- **INSTRUCTIONS TO FOLLOW**
An exact copy of every record is needed.

[Stored data]

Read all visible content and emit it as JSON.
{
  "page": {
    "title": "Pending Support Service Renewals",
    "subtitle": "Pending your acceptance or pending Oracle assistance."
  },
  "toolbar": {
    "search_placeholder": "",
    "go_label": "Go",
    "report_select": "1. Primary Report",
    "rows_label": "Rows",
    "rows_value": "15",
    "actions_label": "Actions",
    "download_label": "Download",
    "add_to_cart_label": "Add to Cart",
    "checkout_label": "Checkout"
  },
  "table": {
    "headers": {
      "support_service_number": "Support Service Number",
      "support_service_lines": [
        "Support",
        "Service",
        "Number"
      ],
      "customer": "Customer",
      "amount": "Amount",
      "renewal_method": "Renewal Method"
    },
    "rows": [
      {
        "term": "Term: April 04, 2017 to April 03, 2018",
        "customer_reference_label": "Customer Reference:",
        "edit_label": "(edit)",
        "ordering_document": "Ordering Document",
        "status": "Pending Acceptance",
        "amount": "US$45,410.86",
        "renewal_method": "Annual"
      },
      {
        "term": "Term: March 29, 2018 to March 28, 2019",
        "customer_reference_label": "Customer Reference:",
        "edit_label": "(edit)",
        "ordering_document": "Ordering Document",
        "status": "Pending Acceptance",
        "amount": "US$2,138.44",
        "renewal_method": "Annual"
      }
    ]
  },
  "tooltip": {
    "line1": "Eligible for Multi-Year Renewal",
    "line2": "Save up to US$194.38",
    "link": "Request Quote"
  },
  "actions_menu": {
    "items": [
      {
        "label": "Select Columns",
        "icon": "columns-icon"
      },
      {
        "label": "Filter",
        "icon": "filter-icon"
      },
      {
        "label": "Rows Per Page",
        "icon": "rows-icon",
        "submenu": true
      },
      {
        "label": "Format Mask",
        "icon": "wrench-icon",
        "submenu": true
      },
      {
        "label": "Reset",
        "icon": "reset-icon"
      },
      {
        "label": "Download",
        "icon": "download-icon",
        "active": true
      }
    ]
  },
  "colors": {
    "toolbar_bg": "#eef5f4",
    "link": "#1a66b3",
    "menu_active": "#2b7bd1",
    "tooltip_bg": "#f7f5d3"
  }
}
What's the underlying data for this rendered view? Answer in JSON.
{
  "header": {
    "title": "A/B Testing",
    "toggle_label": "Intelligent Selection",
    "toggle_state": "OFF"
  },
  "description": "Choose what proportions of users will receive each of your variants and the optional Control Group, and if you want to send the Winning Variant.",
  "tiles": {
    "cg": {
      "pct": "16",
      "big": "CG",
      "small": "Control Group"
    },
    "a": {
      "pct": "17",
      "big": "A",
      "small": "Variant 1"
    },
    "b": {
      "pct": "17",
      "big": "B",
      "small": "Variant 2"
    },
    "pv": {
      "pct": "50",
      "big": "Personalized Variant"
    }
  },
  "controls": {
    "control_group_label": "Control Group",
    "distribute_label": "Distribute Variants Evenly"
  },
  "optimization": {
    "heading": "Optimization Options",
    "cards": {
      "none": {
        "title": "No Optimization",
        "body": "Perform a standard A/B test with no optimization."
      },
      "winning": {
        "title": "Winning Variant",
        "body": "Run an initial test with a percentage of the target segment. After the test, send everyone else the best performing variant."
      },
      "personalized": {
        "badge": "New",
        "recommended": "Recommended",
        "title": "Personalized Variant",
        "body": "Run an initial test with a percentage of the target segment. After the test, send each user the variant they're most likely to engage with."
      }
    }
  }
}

- **RIGHT ANSWER**
Read all visible content and emit it as JSON.
{
  "page": {
    "title": "Pending Support Service Renewals",
    "subtitle": "Pending your acceptance or pending Oracle assistance."
  },
  "toolbar": {
    "search_placeholder": "",
    "go_label": "Go",
    "report_select": "1. Primary Report",
    "rows_label": "Rows",
    "rows_value": "15",
    "actions_label": "Actions",
    "download_label": "Download",
    "add_to_cart_label": "Add to Cart",
    "checkout_label": "Checkout"
  },
  "table": {
    "headers": {
      "support_service_number": "Support Service Number",
      "support_service_lines": [
        "Support",
        "Service",
        "Number"
      ],
      "customer": "Customer",
      "amount": "Amount",
      "renewal_method": "Renewal Method"
    },
    "rows": [
      {
        "term": "Term: April 04, 2017 to April 03, 2018",
        "customer_reference_label": "Customer Reference:",
        "edit_label": "(edit)",
        "ordering_document": "Ordering Document",
        "status": "Pending Acceptance",
        "amount": "US$45,410.86",
        "renewal_method": "Annual"
      },
      {
        "term": "Term: March 29, 2018 to March 28, 2019",
        "customer_reference_label": "Customer Reference:",
        "edit_label": "(edit)",
        "ordering_document": "Ordering Document",
        "status": "Pending Acceptance",
        "amount": "US$2,138.44",
        "renewal_method": "Annual"
      }
    ]
  },
  "tooltip": {
    "line1": "Eligible for Multi-Year Renewal",
    "line2": "Save up to US$194.38",
    "link": "Request Quote"
  },
  "actions_menu": {
    "items": [
      {
        "label": "Select Columns",
        "icon": "columns-icon"
      },
      {
        "label": "Filter",
        "icon": "filter-icon"
      },
      {
        "label": "Rows Per Page",
        "icon": "rows-icon",
        "submenu": true
      },
      {
        "label": "Format Mask",
        "icon": "wrench-icon",
        "submenu": true
      },
      {
        "label": "Reset",
        "icon": "reset-icon"
      },
      {
        "label": "Download",
        "icon": "download-icon",
        "active": true
      }
    ]
  },
  "colors": {
    "toolbar_bg": "#eef5f4",
    "link": "#1a66b3",
    "menu_active": "#2b7bd1",
    "tooltip_bg": "#f7f5d3"
  }
}
What's the underlying data for this rendered view? Answer in JSON.
{
  "header": {
    "title": "A/B Testing",
    "toggle_label": "Intelligent Selection",
    "toggle_state": "OFF"
  },
  "description": "Choose what proportions of users will receive each of your variants and the optional Control Group, and if you want to send the Winning Variant.",
  "tiles": {
    "cg": {
      "pct": "16",
      "big": "CG",
      "small": "Control Group"
    },
    "a": {
      "pct": "17",
      "big": "A",
      "small": "Variant 1"
    },
    "b": {
      "pct": "17",
      "big": "B",
      "small": "Variant 2"
    },
    "pv": {
      "pct": "50",
      "big": "Personalized Variant"
    }
  },
  "controls": {
    "control_group_label": "Control Group",
    "distribute_label": "Distribute Variants Evenly"
  },
  "optimization": {
    "heading": "Optimization Options",
    "cards": {
      "none": {
        "title": "No Optimization",
        "body": "Perform a standard A/B test with no optimization."
      },
      "winning": {
        "title": "Winning Variant",
        "body": "Run an initial test with a percentage of the target segment. After the test, send everyone else the best performing variant."
      },
      "personalized": {
        "badge": "New",
        "recommended": "Recommended",
        "title": "Personalized Variant",
        "body": "Run an initial test with a percentage of the target segment. After the test, send each user the variant they're most likely to engage with."
      }
    }
  }
}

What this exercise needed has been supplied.